In the listing below, find every line containing "생선까스" and copy it out.

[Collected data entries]
--- start ---

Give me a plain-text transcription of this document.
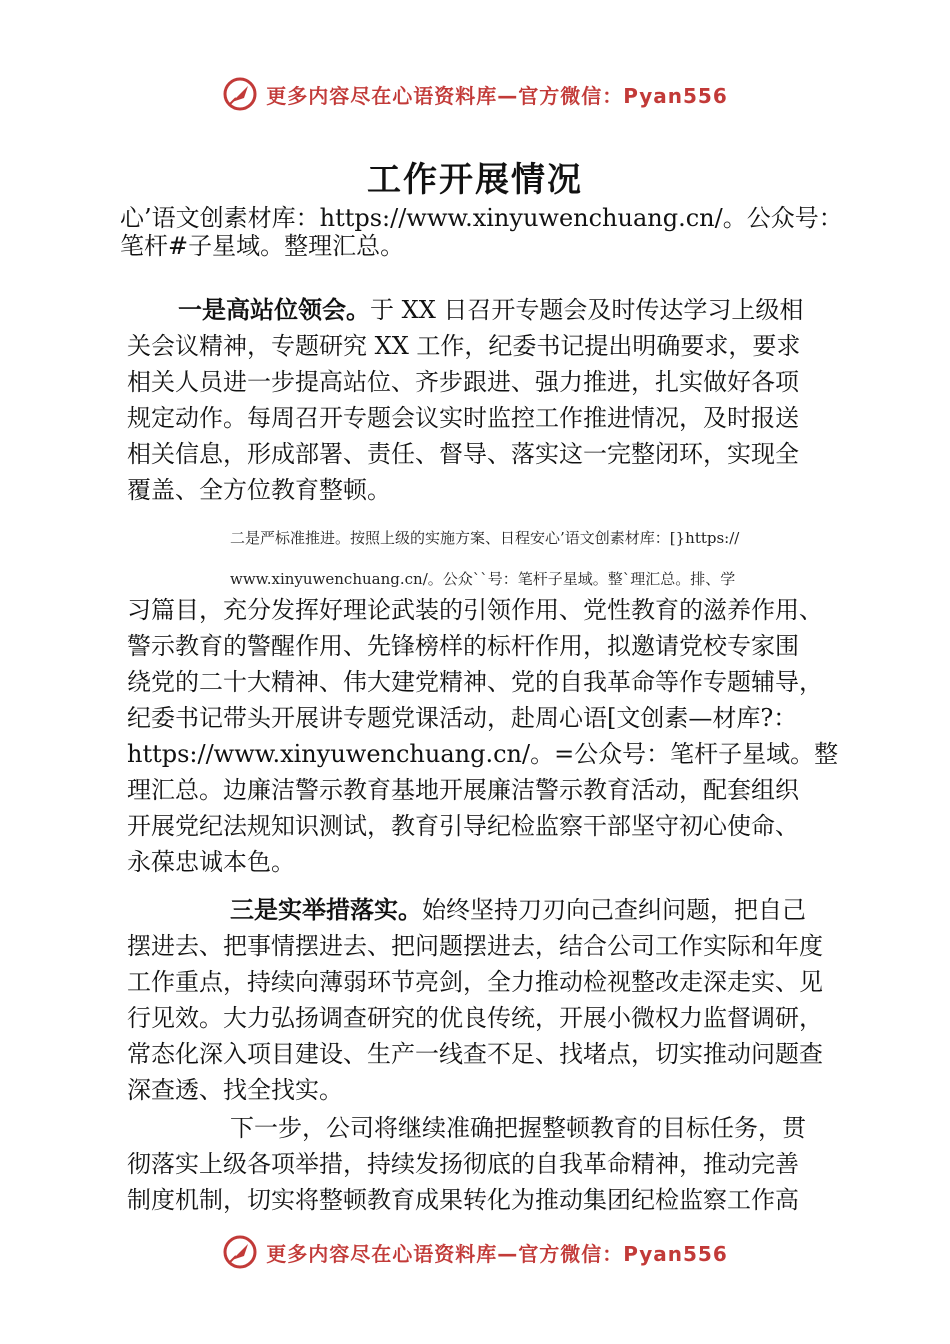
更多内容尽在心语资料库—官方微信：Pyan556
工作开展情况

心’语文创素材库：https://www.xinyuwenchuang.cn/。公众号：

笔杆#子星域。整理汇总。

一是高站位领会。于 XX 日召开专题会及时传达学习上级相

关会议精神，专题研究 XX 工作，纪委书记提出明确要求，要求

相关人员进一步提高站位、齐步跟进、强力推进，扎实做好各项

规定动作。每周召开专题会议实时监控工作推进情况，及时报送

相关信息，形成部署、责任、督导、落实这一完整闭环，实现全

覆盖、全方位教育整顿。

二是严标准推进。按照上级的实施方案、日程安心’语文创素材库：[}https://

www.xinyuwenchuang.cn/。公众``号：笔杆子星域。整`理汇总。排、学

习篇目，充分发挥好理论武装的引领作用、党性教育的滋养作用、

警示教育的警醒作用、先锋榜样的标杆作用，拟邀请党校专家围

绕党的二十大精神、伟大建党精神、党的自我革命等作专题辅导，

纪委书记带头开展讲专题党课活动，赴周心语[文创素—材库?：

https://www.xinyuwenchuang.cn/。=公众号：笔杆子星域。整

理汇总。边廉洁警示教育基地开展廉洁警示教育活动，配套组织

开展党纪法规知识测试，教育引导纪检监察干部坚守初心使命、

永葆忠诚本色。

三是实举措落实。始终坚持刀刃向己查纠问题，把自己

摆进去、把事情摆进去、把问题摆进去，结合公司工作实际和年度

工作重点，持续向薄弱环节亮剑，全力推动检视整改走深走实、见

行见效。大力弘扬调查研究的优良传统，开展小微权力监督调研，

常态化深入项目建设、生产一线查不足、找堵点，切实推动问题查

深查透、找全找实。

下一步，公司将继续准确把握整顿教育的目标任务，贯

彻落实上级各项举措，持续发扬彻底的自我革命精神，推动完善

制度机制，切实将整顿教育成果转化为推动集团纪检监察工作高

更多内容尽在心语资料库—官方微信：Pyan556
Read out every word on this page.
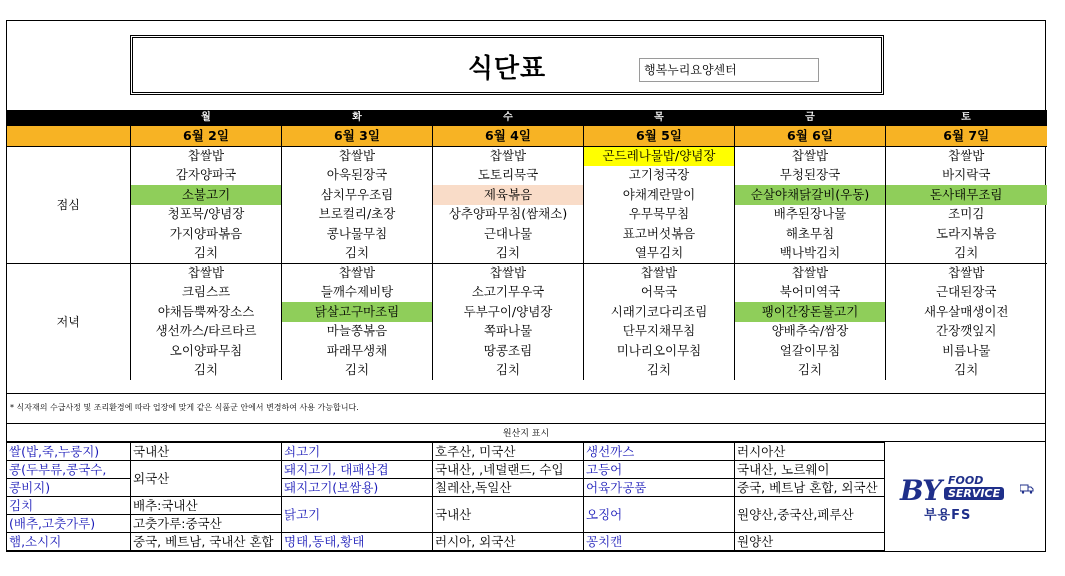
식단표	행복누리요양센터
	월	화	수	목	금	토
	6월 2일	6월 3일	6월 4일	6월 5일	6월 6일	6월 7일
점심	찹쌀밥	찹쌀밥	찹쌀밥	곤드레나물밥/양념장	찹쌀밥	찹쌀밥
	감자양파국	아욱된장국	도토리묵국	고기청국장	무청된장국	바지락국
	소불고기	삼치무우조림	제육볶음	야채계란말이	순살야채닭갈비(우동)	돈사태무조림
	청포묵/양념장	브로컬리/초장	상추양파무침(쌈채소)	우무묵무침	배추된장나물	조미김
	가지양파볶음	콩나물무침	근대나물	표고버섯볶음	해초무침	도라지볶음
	김치	김치	김치	열무김치	백나박김치	김치
저녁	찹쌀밥	찹쌀밥	찹쌀밥	찹쌀밥	찹쌀밥	찹쌀밥
	크림스프	들깨수제비탕	소고기무우국	어묵국	북어미역국	근대된장국
	야채듬뿍짜장소스	닭살고구마조림	두부구이/양념장	시래기코다리조림	팽이간장돈불고기	새우살매생이전
	생선까스/타르타르	마늘쫑볶음	쪽파나물	단무지채무침	양배추숙/쌈장	간장깻잎지
	오이양파무침	파래무생채	땅콩조림	미나리오이무침	얼갈이무침	비름나물
	김치	김치	김치	김치	김치	김치
* 식자재의 수급사정 및 조리환경에 따라 업장에 맞게 같은 식품군 안에서 변경하여 사용 가능합니다.
원산지 표시
쌀(밥,죽,누룽지)	국내산	쇠고기	호주산, 미국산	생선까스	러시아산
콩(두부류,콩국수,	외국산	돼지고기, 대패삼겹	국내산, ,네덜랜드, 수입	고등어	국내산, 노르웨이
콩비지)		돼지고기(보쌈용)	칠레산,독일산	어육가공품	중국, 베트남 혼합, 외국산
김치	배추:국내산	닭고기	국내산	오징어	원양산,중국산,페루산
(배추,고춧가루)	고춧가루:중국산				
햄,소시지	중국, 베트남, 국내산 혼합	명태,동태,황태	러시아, 외국산	꽁치캔	원양산
BY FOOD
SERVICE
부용FS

--- end ---

Answer for this exercise
	생선까스/타르타르	마늘쫑볶음	쪽파나물	단무지채무침	양배추숙/쌈장	간장깻잎지
쌀(밥,죽,누룽지)	국내산	쇠고기	호주산, 미국산	생선까스	러시아산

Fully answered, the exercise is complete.